# [Excerpted data]
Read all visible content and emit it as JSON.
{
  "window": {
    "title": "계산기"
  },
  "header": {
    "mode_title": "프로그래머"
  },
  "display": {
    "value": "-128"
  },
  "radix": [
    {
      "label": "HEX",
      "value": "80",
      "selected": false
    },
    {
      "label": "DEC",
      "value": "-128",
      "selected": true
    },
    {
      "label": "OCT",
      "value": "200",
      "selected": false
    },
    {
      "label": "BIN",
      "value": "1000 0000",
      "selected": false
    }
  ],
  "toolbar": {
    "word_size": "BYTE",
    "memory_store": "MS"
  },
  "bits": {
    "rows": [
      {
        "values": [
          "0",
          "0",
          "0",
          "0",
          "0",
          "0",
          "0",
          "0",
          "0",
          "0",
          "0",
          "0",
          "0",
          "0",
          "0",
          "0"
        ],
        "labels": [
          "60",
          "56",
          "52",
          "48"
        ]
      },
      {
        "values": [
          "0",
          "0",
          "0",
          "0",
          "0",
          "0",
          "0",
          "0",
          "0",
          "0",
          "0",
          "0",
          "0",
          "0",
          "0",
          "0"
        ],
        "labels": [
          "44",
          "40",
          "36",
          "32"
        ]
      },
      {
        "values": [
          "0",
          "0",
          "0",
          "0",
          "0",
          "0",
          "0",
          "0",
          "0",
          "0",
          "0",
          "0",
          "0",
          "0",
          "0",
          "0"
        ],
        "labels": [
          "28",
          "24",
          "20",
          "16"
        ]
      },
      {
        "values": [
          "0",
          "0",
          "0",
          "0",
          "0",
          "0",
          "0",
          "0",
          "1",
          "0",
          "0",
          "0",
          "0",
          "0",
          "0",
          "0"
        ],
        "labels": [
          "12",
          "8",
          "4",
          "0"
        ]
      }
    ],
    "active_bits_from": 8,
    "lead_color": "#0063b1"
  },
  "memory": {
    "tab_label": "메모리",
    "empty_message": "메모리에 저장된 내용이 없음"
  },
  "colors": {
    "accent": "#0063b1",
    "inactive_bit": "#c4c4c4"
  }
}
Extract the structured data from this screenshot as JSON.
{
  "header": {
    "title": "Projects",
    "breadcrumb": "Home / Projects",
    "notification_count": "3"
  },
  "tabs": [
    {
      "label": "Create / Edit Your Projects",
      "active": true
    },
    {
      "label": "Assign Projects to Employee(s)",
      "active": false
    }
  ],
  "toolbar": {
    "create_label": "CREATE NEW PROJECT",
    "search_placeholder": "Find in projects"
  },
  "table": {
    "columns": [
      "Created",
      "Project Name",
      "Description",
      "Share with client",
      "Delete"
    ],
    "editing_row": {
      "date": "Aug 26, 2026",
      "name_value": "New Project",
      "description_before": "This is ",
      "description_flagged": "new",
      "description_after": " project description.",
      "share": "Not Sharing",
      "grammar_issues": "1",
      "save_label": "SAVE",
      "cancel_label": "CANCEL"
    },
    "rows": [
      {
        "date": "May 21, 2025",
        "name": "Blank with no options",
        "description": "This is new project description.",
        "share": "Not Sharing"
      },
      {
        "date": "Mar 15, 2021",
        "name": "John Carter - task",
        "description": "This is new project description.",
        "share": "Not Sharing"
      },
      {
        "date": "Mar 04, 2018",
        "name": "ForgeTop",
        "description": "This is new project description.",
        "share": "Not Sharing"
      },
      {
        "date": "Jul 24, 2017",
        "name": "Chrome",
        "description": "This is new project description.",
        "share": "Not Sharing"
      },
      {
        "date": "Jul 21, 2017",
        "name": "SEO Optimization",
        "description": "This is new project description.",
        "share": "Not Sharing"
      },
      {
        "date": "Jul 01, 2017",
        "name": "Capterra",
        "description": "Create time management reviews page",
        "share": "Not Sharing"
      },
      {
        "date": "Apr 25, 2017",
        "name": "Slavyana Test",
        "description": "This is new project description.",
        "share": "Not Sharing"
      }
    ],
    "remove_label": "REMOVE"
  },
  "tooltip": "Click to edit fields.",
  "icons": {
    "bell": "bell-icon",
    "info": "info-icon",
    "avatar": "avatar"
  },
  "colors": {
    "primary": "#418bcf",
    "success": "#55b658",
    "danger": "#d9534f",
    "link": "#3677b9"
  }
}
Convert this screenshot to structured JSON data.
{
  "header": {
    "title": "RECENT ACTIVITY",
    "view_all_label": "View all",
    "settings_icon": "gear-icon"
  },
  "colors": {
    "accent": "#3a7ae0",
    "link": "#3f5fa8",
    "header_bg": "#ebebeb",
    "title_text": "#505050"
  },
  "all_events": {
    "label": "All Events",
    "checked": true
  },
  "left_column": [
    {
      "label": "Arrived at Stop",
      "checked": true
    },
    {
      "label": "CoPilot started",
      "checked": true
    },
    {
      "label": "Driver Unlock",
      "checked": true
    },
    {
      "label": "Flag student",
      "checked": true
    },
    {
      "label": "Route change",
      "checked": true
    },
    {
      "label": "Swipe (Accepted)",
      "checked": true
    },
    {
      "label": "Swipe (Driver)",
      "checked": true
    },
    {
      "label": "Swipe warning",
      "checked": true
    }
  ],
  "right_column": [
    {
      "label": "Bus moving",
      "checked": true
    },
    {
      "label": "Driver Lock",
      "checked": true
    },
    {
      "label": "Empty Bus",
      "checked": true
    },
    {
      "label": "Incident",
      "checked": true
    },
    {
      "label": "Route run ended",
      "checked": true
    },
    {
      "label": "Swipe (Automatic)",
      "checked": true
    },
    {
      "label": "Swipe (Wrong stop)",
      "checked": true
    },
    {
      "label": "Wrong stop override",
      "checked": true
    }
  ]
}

# [Goal]
Your task is to return the full listing exactly as it was given.

# [Written answer]
Read all visible content and emit it as JSON.
{
  "window": {
    "title": "계산기"
  },
  "header": {
    "mode_title": "프로그래머"
  },
  "display": {
    "value": "-128"
  },
  "radix": [
    {
      "label": "HEX",
      "value": "80",
      "selected": false
    },
    {
      "label": "DEC",
      "value": "-128",
      "selected": true
    },
    {
      "label": "OCT",
      "value": "200",
      "selected": false
    },
    {
      "label": "BIN",
      "value": "1000 0000",
      "selected": false
    }
  ],
  "toolbar": {
    "word_size": "BYTE",
    "memory_store": "MS"
  },
  "bits": {
    "rows": [
      {
        "values": [
          "0",
          "0",
          "0",
          "0",
          "0",
          "0",
          "0",
          "0",
          "0",
          "0",
          "0",
          "0",
          "0",
          "0",
          "0",
          "0"
        ],
        "labels": [
          "60",
          "56",
          "52",
          "48"
        ]
      },
      {
        "values": [
          "0",
          "0",
          "0",
          "0",
          "0",
          "0",
          "0",
          "0",
          "0",
          "0",
          "0",
          "0",
          "0",
          "0",
          "0",
          "0"
        ],
        "labels": [
          "44",
          "40",
          "36",
          "32"
        ]
      },
      {
        "values": [
          "0",
          "0",
          "0",
          "0",
          "0",
          "0",
          "0",
          "0",
          "0",
          "0",
          "0",
          "0",
          "0",
          "0",
          "0",
          "0"
        ],
        "labels": [
          "28",
          "24",
          "20",
          "16"
        ]
      },
      {
        "values": [
          "0",
          "0",
          "0",
          "0",
          "0",
          "0",
          "0",
          "0",
          "1",
          "0",
          "0",
          "0",
          "0",
          "0",
          "0",
          "0"
        ],
        "labels": [
          "12",
          "8",
          "4",
          "0"
        ]
      }
    ],
    "active_bits_from": 8,
    "lead_color": "#0063b1"
  },
  "memory": {
    "tab_label": "메모리",
    "empty_message": "메모리에 저장된 내용이 없음"
  },
  "colors": {
    "accent": "#0063b1",
    "inactive_bit": "#c4c4c4"
  }
}
Extract the structured data from this screenshot as JSON.
{
  "header": {
    "title": "Projects",
    "breadcrumb": "Home / Projects",
    "notification_count": "3"
  },
  "tabs": [
    {
      "label": "Create / Edit Your Projects",
      "active": true
    },
    {
      "label": "Assign Projects to Employee(s)",
      "active": false
    }
  ],
  "toolbar": {
    "create_label": "CREATE NEW PROJECT",
    "search_placeholder": "Find in projects"
  },
  "table": {
    "columns": [
      "Created",
      "Project Name",
      "Description",
      "Share with client",
      "Delete"
    ],
    "editing_row": {
      "date": "Aug 26, 2026",
      "name_value": "New Project",
      "description_before": "This is ",
      "description_flagged": "new",
      "description_after": " project description.",
      "share": "Not Sharing",
      "grammar_issues": "1",
      "save_label": "SAVE",
      "cancel_label": "CANCEL"
    },
    "rows": [
      {
        "date": "May 21, 2025",
        "name": "Blank with no options",
        "description": "This is new project description.",
        "share": "Not Sharing"
      },
      {
        "date": "Mar 15, 2021",
        "name": "John Carter - task",
        "description": "This is new project description.",
        "share": "Not Sharing"
      },
      {
        "date": "Mar 04, 2018",
        "name": "ForgeTop",
        "description": "This is new project description.",
        "share": "Not Sharing"
      },
      {
        "date": "Jul 24, 2017",
        "name": "Chrome",
        "description": "This is new project description.",
        "share": "Not Sharing"
      },
      {
        "date": "Jul 21, 2017",
        "name": "SEO Optimization",
        "description": "This is new project description.",
        "share": "Not Sharing"
      },
      {
        "date": "Jul 01, 2017",
        "name": "Capterra",
        "description": "Create time management reviews page",
        "share": "Not Sharing"
      },
      {
        "date": "Apr 25, 2017",
        "name": "Slavyana Test",
        "description": "This is new project description.",
        "share": "Not Sharing"
      }
    ],
    "remove_label": "REMOVE"
  },
  "tooltip": "Click to edit fields.",
  "icons": {
    "bell": "bell-icon",
    "info": "info-icon",
    "avatar": "avatar"
  },
  "colors": {
    "primary": "#418bcf",
    "success": "#55b658",
    "danger": "#d9534f",
    "link": "#3677b9"
  }
}
Convert this screenshot to structured JSON data.
{
  "header": {
    "title": "RECENT ACTIVITY",
    "view_all_label": "View all",
    "settings_icon": "gear-icon"
  },
  "colors": {
    "accent": "#3a7ae0",
    "link": "#3f5fa8",
    "header_bg": "#ebebeb",
    "title_text": "#505050"
  },
  "all_events": {
    "label": "All Events",
    "checked": true
  },
  "left_column": [
    {
      "label": "Arrived at Stop",
      "checked": true
    },
    {
      "label": "CoPilot started",
      "checked": true
    },
    {
      "label": "Driver Unlock",
      "checked": true
    },
    {
      "label": "Flag student",
      "checked": true
    },
    {
      "label": "Route change",
      "checked": true
    },
    {
      "label": "Swipe (Accepted)",
      "checked": true
    },
    {
      "label": "Swipe (Driver)",
      "checked": true
    },
    {
      "label": "Swipe warning",
      "checked": true
    }
  ],
  "right_column": [
    {
      "label": "Bus moving",
      "checked": true
    },
    {
      "label": "Driver Lock",
      "checked": true
    },
    {
      "label": "Empty Bus",
      "checked": true
    },
    {
      "label": "Incident",
      "checked": true
    },
    {
      "label": "Route run ended",
      "checked": true
    },
    {
      "label": "Swipe (Automatic)",
      "checked": true
    },
    {
      "label": "Swipe (Wrong stop)",
      "checked": true
    },
    {
      "label": "Wrong stop override",
      "checked": true
    }
  ]
}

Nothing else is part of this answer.